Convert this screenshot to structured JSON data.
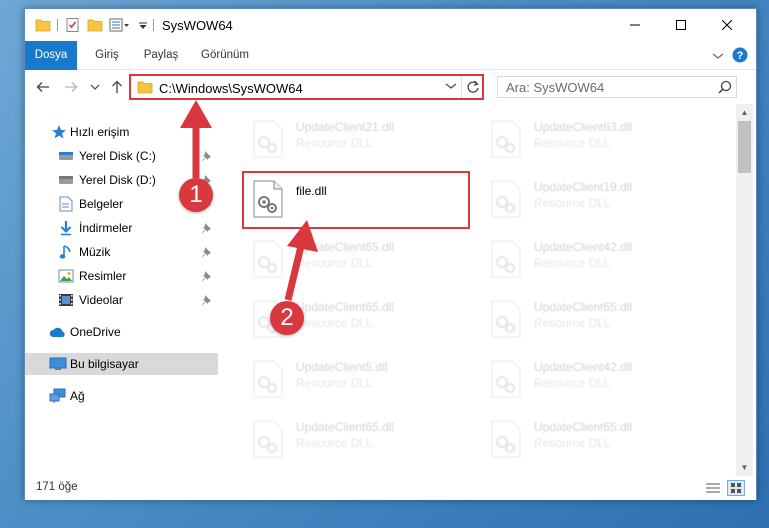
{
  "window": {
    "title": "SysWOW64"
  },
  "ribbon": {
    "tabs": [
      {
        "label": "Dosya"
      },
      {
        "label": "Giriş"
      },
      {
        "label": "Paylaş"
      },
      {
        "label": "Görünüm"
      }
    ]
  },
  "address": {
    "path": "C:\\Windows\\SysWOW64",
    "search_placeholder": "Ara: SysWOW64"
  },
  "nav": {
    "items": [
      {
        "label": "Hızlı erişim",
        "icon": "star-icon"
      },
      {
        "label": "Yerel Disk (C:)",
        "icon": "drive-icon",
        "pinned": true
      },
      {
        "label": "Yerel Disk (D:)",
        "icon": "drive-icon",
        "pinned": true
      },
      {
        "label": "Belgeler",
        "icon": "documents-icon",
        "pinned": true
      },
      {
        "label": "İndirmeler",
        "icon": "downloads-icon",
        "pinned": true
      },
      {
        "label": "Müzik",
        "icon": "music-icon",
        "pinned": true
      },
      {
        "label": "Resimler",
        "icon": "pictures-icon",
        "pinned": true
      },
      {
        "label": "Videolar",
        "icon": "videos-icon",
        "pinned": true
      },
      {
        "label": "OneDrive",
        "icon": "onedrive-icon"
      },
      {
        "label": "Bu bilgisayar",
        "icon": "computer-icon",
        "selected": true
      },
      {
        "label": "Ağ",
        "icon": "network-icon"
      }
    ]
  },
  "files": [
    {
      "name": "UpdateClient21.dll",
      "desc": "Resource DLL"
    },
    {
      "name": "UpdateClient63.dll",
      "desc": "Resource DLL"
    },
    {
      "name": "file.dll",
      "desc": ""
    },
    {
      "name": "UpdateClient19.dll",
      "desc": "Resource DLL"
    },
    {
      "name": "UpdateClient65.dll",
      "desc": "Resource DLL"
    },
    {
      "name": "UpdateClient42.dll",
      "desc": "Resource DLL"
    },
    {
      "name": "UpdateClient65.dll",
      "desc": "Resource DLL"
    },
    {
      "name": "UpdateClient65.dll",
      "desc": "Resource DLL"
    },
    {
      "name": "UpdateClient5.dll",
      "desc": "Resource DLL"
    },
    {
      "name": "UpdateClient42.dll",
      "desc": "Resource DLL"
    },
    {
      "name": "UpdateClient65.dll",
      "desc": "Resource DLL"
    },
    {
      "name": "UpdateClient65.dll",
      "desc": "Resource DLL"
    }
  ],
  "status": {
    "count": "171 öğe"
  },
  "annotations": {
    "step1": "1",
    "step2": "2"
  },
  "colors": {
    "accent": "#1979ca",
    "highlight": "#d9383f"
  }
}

---

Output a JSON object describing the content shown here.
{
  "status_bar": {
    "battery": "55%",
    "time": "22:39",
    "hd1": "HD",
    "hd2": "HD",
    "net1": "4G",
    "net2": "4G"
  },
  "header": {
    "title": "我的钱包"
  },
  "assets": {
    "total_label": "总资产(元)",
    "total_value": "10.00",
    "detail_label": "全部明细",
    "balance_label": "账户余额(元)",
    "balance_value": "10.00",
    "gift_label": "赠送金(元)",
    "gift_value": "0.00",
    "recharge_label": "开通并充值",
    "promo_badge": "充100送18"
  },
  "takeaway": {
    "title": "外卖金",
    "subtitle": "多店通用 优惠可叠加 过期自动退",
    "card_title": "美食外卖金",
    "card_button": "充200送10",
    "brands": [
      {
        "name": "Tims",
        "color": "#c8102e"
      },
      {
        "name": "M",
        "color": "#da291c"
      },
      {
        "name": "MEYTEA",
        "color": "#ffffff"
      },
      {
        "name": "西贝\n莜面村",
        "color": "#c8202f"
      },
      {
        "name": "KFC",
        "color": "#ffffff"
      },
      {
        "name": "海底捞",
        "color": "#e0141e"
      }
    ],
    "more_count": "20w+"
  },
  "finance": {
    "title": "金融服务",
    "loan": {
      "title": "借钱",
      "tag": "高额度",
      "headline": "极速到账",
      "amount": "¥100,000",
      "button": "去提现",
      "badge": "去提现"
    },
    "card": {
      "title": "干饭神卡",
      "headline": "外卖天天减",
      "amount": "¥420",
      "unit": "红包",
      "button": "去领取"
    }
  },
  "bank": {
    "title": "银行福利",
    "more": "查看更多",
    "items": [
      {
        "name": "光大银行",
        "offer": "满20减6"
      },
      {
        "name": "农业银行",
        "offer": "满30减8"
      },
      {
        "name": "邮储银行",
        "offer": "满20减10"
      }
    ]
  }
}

---

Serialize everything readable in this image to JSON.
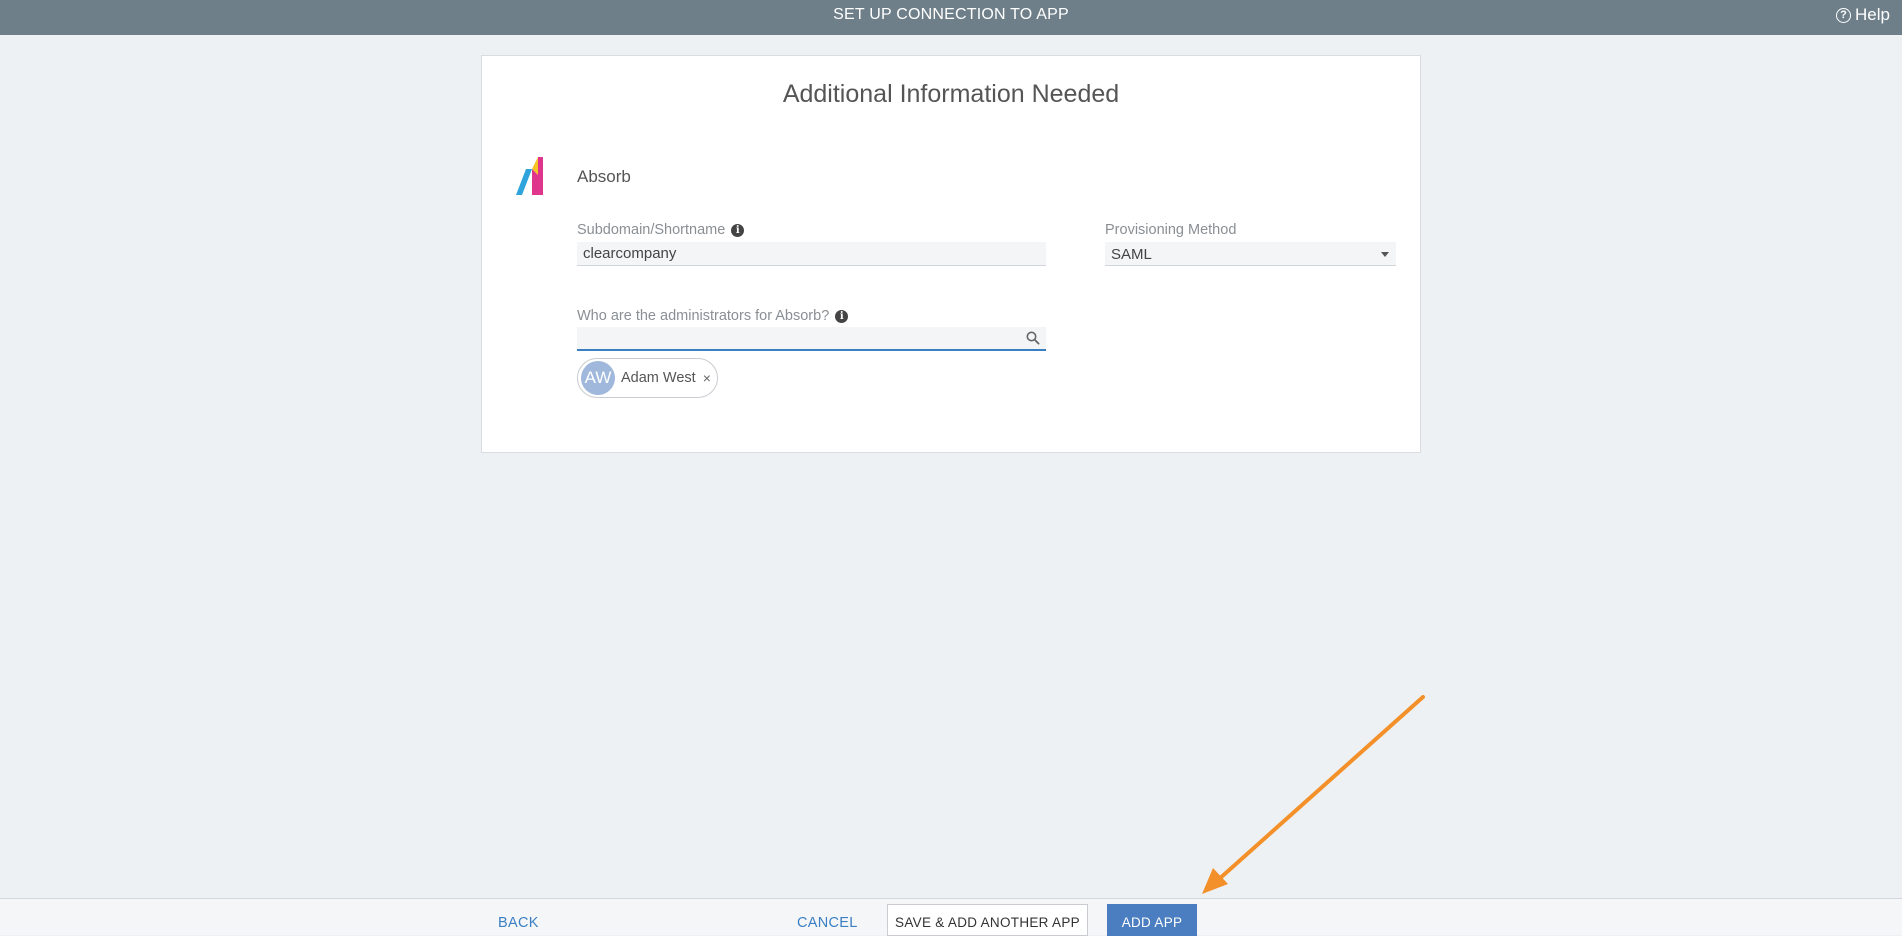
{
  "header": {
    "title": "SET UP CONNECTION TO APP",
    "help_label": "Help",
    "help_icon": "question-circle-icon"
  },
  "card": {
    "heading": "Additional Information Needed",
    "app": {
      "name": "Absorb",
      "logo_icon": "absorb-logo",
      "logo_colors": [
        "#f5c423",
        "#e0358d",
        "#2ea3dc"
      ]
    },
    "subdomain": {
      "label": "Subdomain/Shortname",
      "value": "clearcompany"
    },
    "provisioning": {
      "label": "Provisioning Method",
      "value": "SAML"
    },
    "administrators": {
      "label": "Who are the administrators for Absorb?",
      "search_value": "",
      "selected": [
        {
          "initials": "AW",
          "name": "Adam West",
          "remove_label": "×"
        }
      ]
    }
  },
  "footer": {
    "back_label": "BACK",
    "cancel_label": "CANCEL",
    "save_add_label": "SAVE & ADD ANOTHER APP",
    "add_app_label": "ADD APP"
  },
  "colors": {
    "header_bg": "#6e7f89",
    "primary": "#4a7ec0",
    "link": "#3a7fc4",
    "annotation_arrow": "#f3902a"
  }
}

Brief - Pull out each line containing the word "offer" and copy it.

Result of the exercise -
        "offer": "满20减6"
        "offer": "满30减8"
        "offer": "满20减10"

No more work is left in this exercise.